Copy out all lines of the records in which the word "parameters" appears.

[Collection entries]
=====

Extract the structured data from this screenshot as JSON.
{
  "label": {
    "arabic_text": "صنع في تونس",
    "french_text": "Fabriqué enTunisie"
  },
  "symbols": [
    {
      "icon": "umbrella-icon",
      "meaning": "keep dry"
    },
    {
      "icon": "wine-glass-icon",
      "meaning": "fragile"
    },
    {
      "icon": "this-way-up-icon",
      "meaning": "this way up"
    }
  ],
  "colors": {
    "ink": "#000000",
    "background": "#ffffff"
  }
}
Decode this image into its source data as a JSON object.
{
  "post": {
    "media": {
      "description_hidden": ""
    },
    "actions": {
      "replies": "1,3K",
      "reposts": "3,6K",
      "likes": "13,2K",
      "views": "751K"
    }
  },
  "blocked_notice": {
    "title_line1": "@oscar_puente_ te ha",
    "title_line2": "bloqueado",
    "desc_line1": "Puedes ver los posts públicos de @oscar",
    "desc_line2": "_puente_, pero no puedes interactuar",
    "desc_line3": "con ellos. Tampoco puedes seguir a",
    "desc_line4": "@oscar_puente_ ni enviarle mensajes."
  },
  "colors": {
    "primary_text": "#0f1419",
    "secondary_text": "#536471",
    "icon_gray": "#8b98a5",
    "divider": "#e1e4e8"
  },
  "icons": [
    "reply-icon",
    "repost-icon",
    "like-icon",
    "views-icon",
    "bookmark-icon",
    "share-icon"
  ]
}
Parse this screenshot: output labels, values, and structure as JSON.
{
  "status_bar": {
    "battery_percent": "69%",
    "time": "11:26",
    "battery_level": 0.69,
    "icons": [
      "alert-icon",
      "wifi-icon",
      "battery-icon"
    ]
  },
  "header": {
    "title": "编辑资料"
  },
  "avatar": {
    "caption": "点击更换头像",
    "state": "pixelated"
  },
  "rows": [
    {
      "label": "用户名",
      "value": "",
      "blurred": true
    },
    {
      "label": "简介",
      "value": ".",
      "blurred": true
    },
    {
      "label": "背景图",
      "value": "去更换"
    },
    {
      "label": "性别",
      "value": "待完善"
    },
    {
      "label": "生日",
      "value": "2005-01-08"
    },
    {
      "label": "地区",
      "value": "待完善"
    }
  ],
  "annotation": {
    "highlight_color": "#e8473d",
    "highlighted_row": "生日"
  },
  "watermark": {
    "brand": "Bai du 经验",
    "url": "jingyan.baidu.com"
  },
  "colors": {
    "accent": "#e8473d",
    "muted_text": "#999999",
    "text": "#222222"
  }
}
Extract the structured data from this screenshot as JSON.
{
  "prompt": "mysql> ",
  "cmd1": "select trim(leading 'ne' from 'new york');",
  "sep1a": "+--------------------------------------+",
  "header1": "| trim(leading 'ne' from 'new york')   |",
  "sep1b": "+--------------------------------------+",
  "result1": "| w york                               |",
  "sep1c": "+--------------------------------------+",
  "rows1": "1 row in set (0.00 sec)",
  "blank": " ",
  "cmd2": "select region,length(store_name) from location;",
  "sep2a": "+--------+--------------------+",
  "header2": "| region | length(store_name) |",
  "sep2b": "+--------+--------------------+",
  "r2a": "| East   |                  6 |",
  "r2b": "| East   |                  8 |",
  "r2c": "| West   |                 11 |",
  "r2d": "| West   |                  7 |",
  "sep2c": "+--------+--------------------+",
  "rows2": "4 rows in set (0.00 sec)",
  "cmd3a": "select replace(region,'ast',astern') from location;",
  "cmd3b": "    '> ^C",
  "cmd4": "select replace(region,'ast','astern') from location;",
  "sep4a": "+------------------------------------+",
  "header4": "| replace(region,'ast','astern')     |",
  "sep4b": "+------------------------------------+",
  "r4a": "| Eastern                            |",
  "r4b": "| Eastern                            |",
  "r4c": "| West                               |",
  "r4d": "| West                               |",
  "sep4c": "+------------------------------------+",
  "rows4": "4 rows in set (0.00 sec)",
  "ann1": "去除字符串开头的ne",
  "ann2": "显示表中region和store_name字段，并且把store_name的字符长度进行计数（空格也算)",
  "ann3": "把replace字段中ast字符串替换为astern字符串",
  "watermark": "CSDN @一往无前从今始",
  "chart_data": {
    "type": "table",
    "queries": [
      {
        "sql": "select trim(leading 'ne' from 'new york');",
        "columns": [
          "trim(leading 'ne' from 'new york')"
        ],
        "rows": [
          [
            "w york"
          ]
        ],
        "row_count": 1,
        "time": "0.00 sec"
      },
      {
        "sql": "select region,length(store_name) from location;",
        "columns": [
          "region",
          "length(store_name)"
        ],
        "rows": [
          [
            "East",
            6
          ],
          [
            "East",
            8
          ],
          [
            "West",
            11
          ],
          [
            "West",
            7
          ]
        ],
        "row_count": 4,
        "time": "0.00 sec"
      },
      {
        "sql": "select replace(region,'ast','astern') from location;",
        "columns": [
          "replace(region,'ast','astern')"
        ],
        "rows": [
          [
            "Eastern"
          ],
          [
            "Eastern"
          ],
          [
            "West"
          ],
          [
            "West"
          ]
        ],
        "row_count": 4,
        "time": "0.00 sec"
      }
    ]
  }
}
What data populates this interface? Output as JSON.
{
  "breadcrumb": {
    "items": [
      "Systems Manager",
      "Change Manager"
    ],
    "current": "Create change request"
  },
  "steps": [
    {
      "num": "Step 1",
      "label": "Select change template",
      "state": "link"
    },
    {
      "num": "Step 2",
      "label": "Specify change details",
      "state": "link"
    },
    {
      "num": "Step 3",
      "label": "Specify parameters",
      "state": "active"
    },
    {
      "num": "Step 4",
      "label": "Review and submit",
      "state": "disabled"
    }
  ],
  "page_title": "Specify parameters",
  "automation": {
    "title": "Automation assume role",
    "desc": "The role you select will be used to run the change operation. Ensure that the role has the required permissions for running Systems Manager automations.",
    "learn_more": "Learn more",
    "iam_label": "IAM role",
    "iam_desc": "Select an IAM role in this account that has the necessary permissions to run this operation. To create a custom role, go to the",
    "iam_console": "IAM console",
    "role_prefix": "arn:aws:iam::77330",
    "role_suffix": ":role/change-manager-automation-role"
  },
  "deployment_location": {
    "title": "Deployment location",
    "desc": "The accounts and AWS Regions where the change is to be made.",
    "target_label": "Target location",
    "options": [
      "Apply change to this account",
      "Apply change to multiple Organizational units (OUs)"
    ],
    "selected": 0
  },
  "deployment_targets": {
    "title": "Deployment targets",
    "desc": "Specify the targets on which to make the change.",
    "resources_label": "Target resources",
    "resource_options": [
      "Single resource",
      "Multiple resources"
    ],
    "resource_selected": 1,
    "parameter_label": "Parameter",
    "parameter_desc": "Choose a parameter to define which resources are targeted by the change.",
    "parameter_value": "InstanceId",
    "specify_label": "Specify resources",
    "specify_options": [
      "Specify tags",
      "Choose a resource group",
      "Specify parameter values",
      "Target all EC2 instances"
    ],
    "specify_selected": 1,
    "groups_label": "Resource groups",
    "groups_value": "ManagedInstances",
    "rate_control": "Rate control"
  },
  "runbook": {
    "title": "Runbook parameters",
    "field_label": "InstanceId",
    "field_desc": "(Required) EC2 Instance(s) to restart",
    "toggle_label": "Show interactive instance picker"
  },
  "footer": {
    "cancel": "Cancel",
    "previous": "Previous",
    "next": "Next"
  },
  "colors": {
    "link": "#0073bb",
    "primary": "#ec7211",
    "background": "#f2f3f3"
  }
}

=====

» Result below
      "label": "Specify parameters",
  "page_title": "Specify parameters",
    "title": "Runbook parameters",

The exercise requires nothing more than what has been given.